_EXERCISE BRIEF_. Every entry must be duplicated precisely as written.
-- begin TASK INPUT --
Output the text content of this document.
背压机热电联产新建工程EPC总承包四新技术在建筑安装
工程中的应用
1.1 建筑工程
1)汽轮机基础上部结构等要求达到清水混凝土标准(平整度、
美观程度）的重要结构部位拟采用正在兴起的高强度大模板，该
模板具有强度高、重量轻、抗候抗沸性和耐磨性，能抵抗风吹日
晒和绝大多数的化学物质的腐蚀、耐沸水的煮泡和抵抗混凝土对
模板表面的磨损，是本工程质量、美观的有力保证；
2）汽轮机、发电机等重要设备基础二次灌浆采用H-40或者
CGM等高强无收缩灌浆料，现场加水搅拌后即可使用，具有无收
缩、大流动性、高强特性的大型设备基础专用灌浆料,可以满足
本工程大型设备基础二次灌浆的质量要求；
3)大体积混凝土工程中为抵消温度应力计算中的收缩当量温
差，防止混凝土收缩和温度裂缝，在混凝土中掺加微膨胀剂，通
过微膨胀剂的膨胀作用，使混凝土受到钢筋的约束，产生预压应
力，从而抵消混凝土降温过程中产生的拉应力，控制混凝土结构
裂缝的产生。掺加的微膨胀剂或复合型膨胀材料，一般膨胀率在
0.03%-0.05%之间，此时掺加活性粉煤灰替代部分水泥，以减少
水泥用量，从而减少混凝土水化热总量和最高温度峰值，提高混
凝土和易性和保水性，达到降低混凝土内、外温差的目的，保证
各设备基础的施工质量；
-- end TASK INPUT --
_RESULT OF THIS EXERCISE_.
Output the text content of this document.
背压机热电联产新建工程EPC总承包四新技术在建筑安装
工程中的应用
1.1 建筑工程
1)汽轮机基础上部结构等要求达到清水混凝土标准(平整度、
美观程度）的重要结构部位拟采用正在兴起的高强度大模板，该
模板具有强度高、重量轻、抗候抗沸性和耐磨性，能抵抗风吹日
晒和绝大多数的化学物质的腐蚀、耐沸水的煮泡和抵抗混凝土对
模板表面的磨损，是本工程质量、美观的有力保证；
2）汽轮机、发电机等重要设备基础二次灌浆采用H-40或者
CGM等高强无收缩灌浆料，现场加水搅拌后即可使用，具有无收
缩、大流动性、高强特性的大型设备基础专用灌浆料,可以满足
本工程大型设备基础二次灌浆的质量要求；
3)大体积混凝土工程中为抵消温度应力计算中的收缩当量温
差，防止混凝土收缩和温度裂缝，在混凝土中掺加微膨胀剂，通
过微膨胀剂的膨胀作用，使混凝土受到钢筋的约束，产生预压应
力，从而抵消混凝土降温过程中产生的拉应力，控制混凝土结构
裂缝的产生。掺加的微膨胀剂或复合型膨胀材料，一般膨胀率在
0.03%-0.05%之间，此时掺加活性粉煤灰替代部分水泥，以减少
水泥用量，从而减少混凝土水化热总量和最高温度峰值，提高混
凝土和易性和保水性，达到降低混凝土内、外温差的目的，保证
各设备基础的施工质量；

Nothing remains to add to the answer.